#### Task input ####
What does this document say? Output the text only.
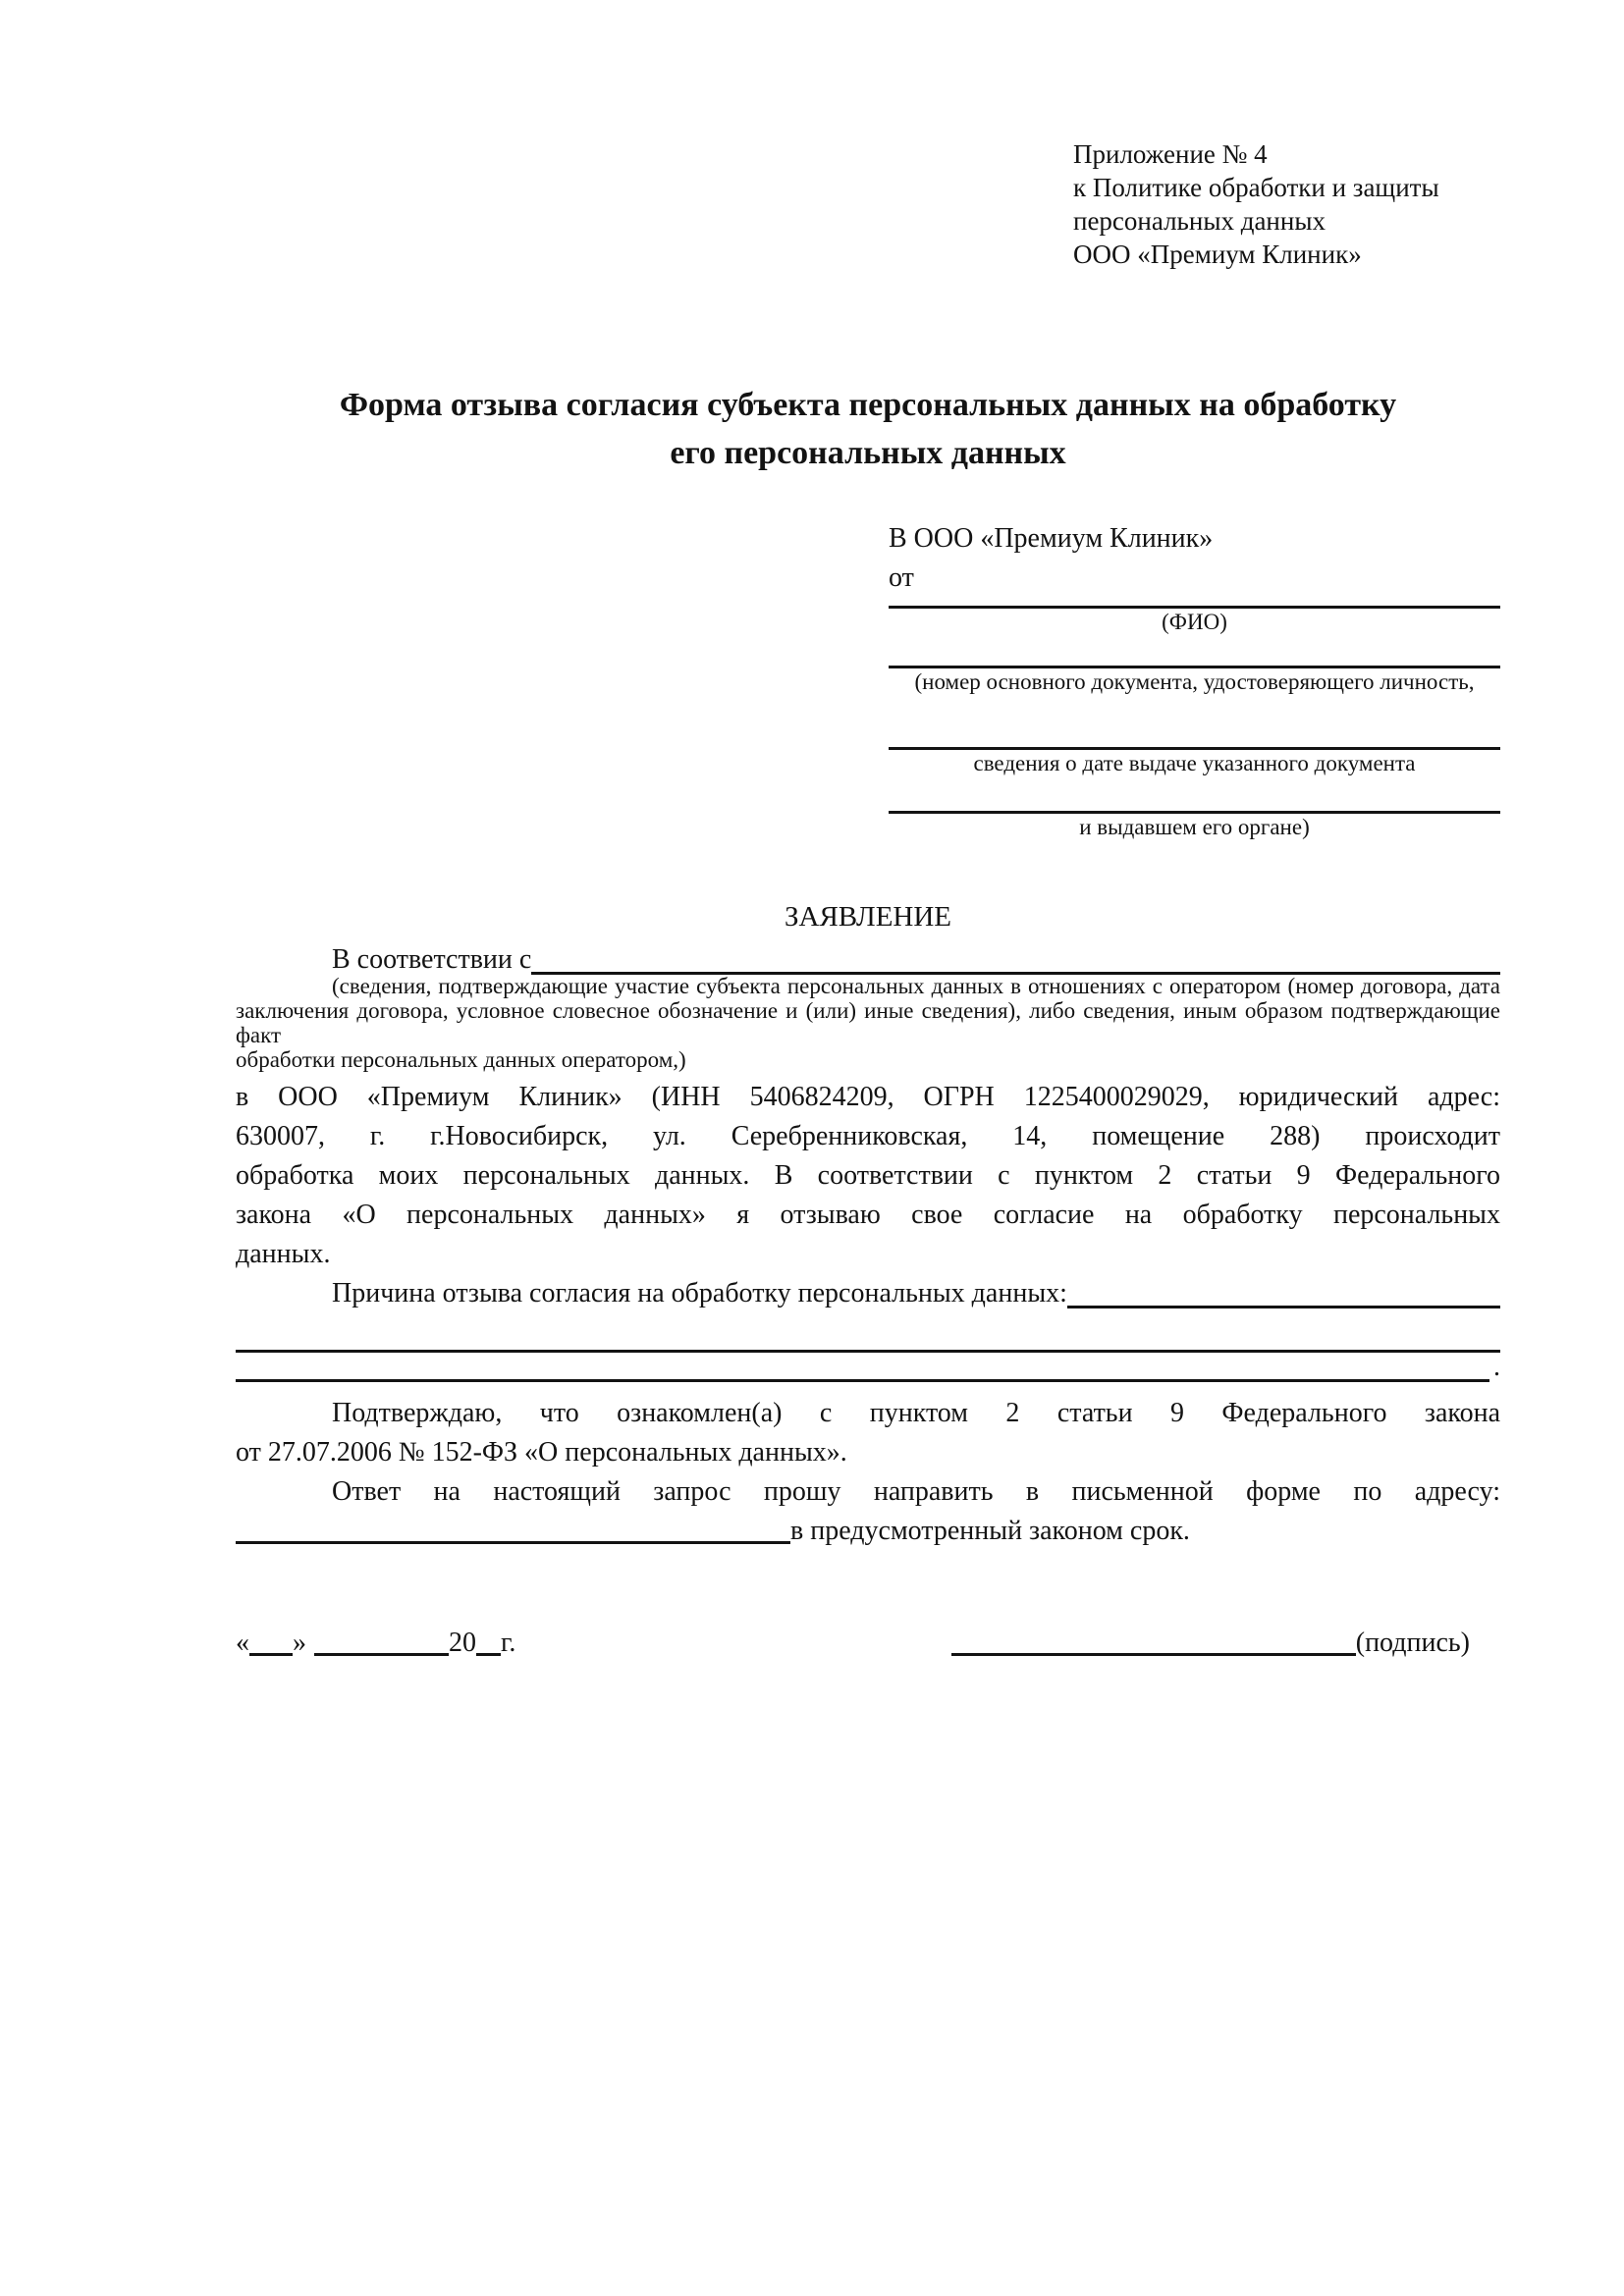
Приложение № 4
к Политике обработки и защиты
персональных данных
ООО «Премиум Клиник»
Форма отзыва согласия субъекта персональных данных на обработку
его персональных данных
В ООО «Премиум Клиник»
от
(ФИО)
(номер основного документа, удостоверяющего личность,
сведения о дате выдаче указанного документа
и выдавшем его органе)
ЗАЯВЛЕНИЕ
В соответствии с
(сведения, подтверждающие участие субъекта персональных данных в отношениях с оператором (номер договора, дата
заключения договора, условное словесное обозначение и (или) иные сведения), либо сведения, иным образом подтверждающие факт
обработки персональных данных оператором,)
в ООО «Премиум Клиник» (ИНН 5406824209, ОГРН 1225400029029, юридический адрес:
630007, г. г.Новосибирск, ул. Серебренниковская, 14, помещение 288) происходит
обработка моих персональных данных. В соответствии с пунктом 2 статьи 9 Федерального
закона «О персональных данных» я отзываю свое согласие на обработку персональных
данных.
Причина отзыва согласия на обработку персональных данных:
.
Подтверждаю, что ознакомлен(а) с пунктом 2 статьи 9 Федерального закона
от 27.07.2006 № 152-ФЗ «О персональных данных».
Ответ на настоящий запрос прошу направить в письменной форме по адресу:
в предусмотренный законом срок.
« »	20 г.	(подпись)
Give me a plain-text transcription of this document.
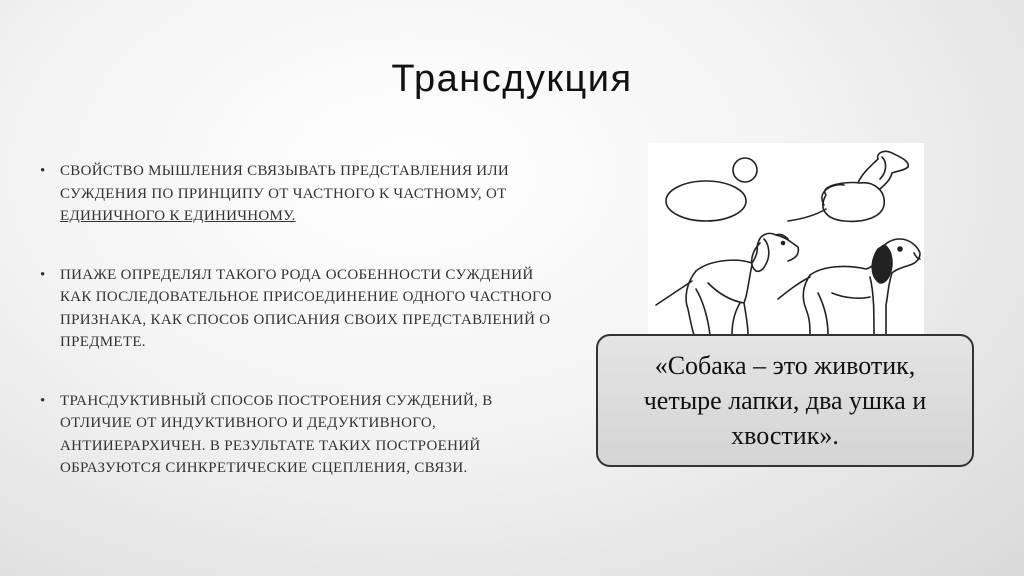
Трансдукция
• СВОЙСТВО МЫШЛЕНИЯ СВЯЗЫВАТЬ ПРЕДСТАВЛЕНИЯ ИЛИ СУЖДЕНИЯ ПО ПРИНЦИПУ ОТ ЧАСТНОГО К ЧАСТНОМУ, ОТ ЕДИНИЧНОГО К ЕДИНИЧНОМУ.
• ПИАЖЕ ОПРЕДЕЛЯЛ ТАКОГО РОДА ОСОБЕННОСТИ СУЖДЕНИЙ КАК ПОСЛЕДОВАТЕЛЬНОЕ ПРИСОЕДИНЕНИЕ ОДНОГО ЧАСТНОГО ПРИЗНАКА, КАК СПОСОБ ОПИСАНИЯ СВОИХ ПРЕДСТАВЛЕНИЙ О ПРЕДМЕТЕ.
• ТРАНСДУКТИВНЫЙ СПОСОБ ПОСТРОЕНИЯ СУЖДЕНИЙ, В ОТЛИЧИЕ ОТ ИНДУКТИВНОГО И ДЕДУКТИВНОГО, АНТИИЕРАРХИЧЕН. В РЕЗУЛЬТАТЕ ТАКИХ ПОСТРОЕНИЙ ОБРАЗУЮТСЯ СИНКРЕТИЧЕСКИЕ СЦЕПЛЕНИЯ, СВЯЗИ.
«Собака – это животик, четыре лапки, два ушка и хвостик».
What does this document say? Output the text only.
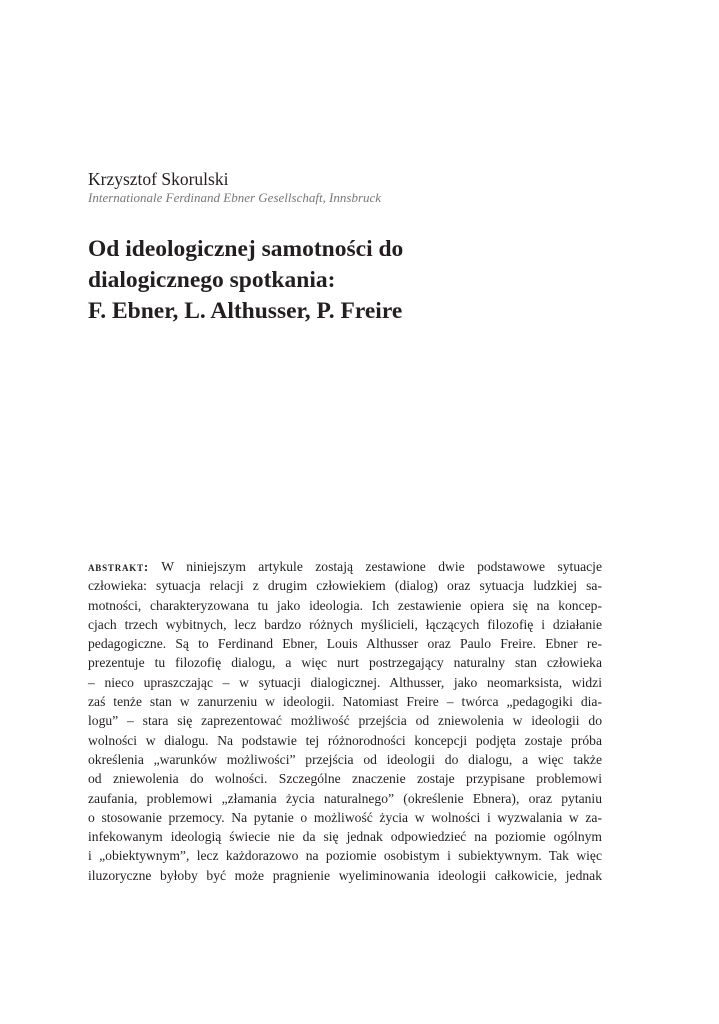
Krzysztof Skorulski

Internationale Ferdinand Ebner Gesellschaft, Innsbruck

Od ideologicznej samotności do
dialogicznego spotkania:
F. Ebner, L. Althusser, P. Freire
abstrakt: W niniejszym artykule zostają zestawione dwie podstawowe sytuacje
człowieka: sytuacja relacji z drugim człowiekiem (dialog) oraz sytuacja ludzkiej sa-
motności, charakteryzowana tu jako ideologia. Ich zestawienie opiera się na koncep-
cjach trzech wybitnych, lecz bardzo różnych myślicieli, łączących filozofię i działanie
pedagogiczne. Są to Ferdinand Ebner, Louis Althusser oraz Paulo Freire. Ebner re-
prezentuje tu filozofię dialogu, a więc nurt postrzegający naturalny stan człowieka
– nieco upraszczając – w sytuacji dialogicznej. Althusser, jako neomarksista, widzi
zaś tenże stan w zanurzeniu w ideologii. Natomiast Freire – twórca „pedagogiki dia-
logu” – stara się zaprezentować możliwość przejścia od zniewolenia w ideologii do
wolności w dialogu. Na podstawie tej różnorodności koncepcji podjęta zostaje próba
określenia „warunków możliwości” przejścia od ideologii do dialogu, a więc także
od zniewolenia do wolności. Szczególne znaczenie zostaje przypisane problemowi
zaufania, problemowi „złamania życia naturalnego” (określenie Ebnera), oraz pytaniu
o stosowanie przemocy. Na pytanie o możliwość życia w wolności i wyzwalania w za-
infekowanym ideologią świecie nie da się jednak odpowiedzieć na poziomie ogólnym
i „obiektywnym”, lecz każdorazowo na poziomie osobistym i subiektywnym. Tak więc
iluzoryczne byłoby być może pragnienie wyeliminowania ideologii całkowicie, jednak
####
Repeat the data above exactly, but not the pictures.

*Task answer:*
What does this document say? Output the text only.
Приложение № 4
к Политике обработки и защиты
персональных данных
ООО «Премиум Клиник»
Форма отзыва согласия субъекта персональных данных на обработку
его персональных данных
В ООО «Премиум Клиник»
от
(ФИО)
(номер основного документа, удостоверяющего личность,
сведения о дате выдаче указанного документа
и выдавшем его органе)
ЗАЯВЛЕНИЕ
В соответствии с
(сведения, подтверждающие участие субъекта персональных данных в отношениях с оператором (номер договора, дата
заключения договора, условное словесное обозначение и (или) иные сведения), либо сведения, иным образом подтверждающие факт
обработки персональных данных оператором,)
в ООО «Премиум Клиник» (ИНН 5406824209, ОГРН 1225400029029, юридический адрес:
630007, г. г.Новосибирск, ул. Серебренниковская, 14, помещение 288) происходит
обработка моих персональных данных. В соответствии с пунктом 2 статьи 9 Федерального
закона «О персональных данных» я отзываю свое согласие на обработку персональных
данных.
Причина отзыва согласия на обработку персональных данных:
.
Подтверждаю, что ознакомлен(а) с пунктом 2 статьи 9 Федерального закона
от 27.07.2006 № 152-ФЗ «О персональных данных».
Ответ на настоящий запрос прошу направить в письменной форме по адресу:
в предусмотренный законом срок.
« »	20 г.	(подпись)
Give me a plain-text transcription of this document.
Трансдукция
• СВОЙСТВО МЫШЛЕНИЯ СВЯЗЫВАТЬ ПРЕДСТАВЛЕНИЯ ИЛИ СУЖДЕНИЯ ПО ПРИНЦИПУ ОТ ЧАСТНОГО К ЧАСТНОМУ, ОТ ЕДИНИЧНОГО К ЕДИНИЧНОМУ.
• ПИАЖЕ ОПРЕДЕЛЯЛ ТАКОГО РОДА ОСОБЕННОСТИ СУЖДЕНИЙ КАК ПОСЛЕДОВАТЕЛЬНОЕ ПРИСОЕДИНЕНИЕ ОДНОГО ЧАСТНОГО ПРИЗНАКА, КАК СПОСОБ ОПИСАНИЯ СВОИХ ПРЕДСТАВЛЕНИЙ О ПРЕДМЕТЕ.
• ТРАНСДУКТИВНЫЙ СПОСОБ ПОСТРОЕНИЯ СУЖДЕНИЙ, В ОТЛИЧИЕ ОТ ИНДУКТИВНОГО И ДЕДУКТИВНОГО, АНТИИЕРАРХИЧЕН. В РЕЗУЛЬТАТЕ ТАКИХ ПОСТРОЕНИЙ ОБРАЗУЮТСЯ СИНКРЕТИЧЕСКИЕ СЦЕПЛЕНИЯ, СВЯЗИ.
«Собака – это животик, четыре лапки, два ушка и хвостик».
What does this document say? Output the text only.
Krzysztof Skorulski

Internationale Ferdinand Ebner Gesellschaft, Innsbruck

Od ideologicznej samotności do
dialogicznego spotkania:
F. Ebner, L. Althusser, P. Freire
abstrakt: W niniejszym artykule zostają zestawione dwie podstawowe sytuacje
człowieka: sytuacja relacji z drugim człowiekiem (dialog) oraz sytuacja ludzkiej sa-
motności, charakteryzowana tu jako ideologia. Ich zestawienie opiera się na koncep-
cjach trzech wybitnych, lecz bardzo różnych myślicieli, łączących filozofię i działanie
pedagogiczne. Są to Ferdinand Ebner, Louis Althusser oraz Paulo Freire. Ebner re-
prezentuje tu filozofię dialogu, a więc nurt postrzegający naturalny stan człowieka
– nieco upraszczając – w sytuacji dialogicznej. Althusser, jako neomarksista, widzi
zaś tenże stan w zanurzeniu w ideologii. Natomiast Freire – twórca „pedagogiki dia-
logu” – stara się zaprezentować możliwość przejścia od zniewolenia w ideologii do
wolności w dialogu. Na podstawie tej różnorodności koncepcji podjęta zostaje próba
określenia „warunków możliwości” przejścia od ideologii do dialogu, a więc także
od zniewolenia do wolności. Szczególne znaczenie zostaje przypisane problemowi
zaufania, problemowi „złamania życia naturalnego” (określenie Ebnera), oraz pytaniu
o stosowanie przemocy. Na pytanie o możliwość życia w wolności i wyzwalania w za-
infekowanym ideologią świecie nie da się jednak odpowiedzieć na poziomie ogólnym
i „obiektywnym”, lecz każdorazowo na poziomie osobistym i subiektywnym. Tak więc
iluzoryczne byłoby być może pragnienie wyeliminowania ideologii całkowicie, jednak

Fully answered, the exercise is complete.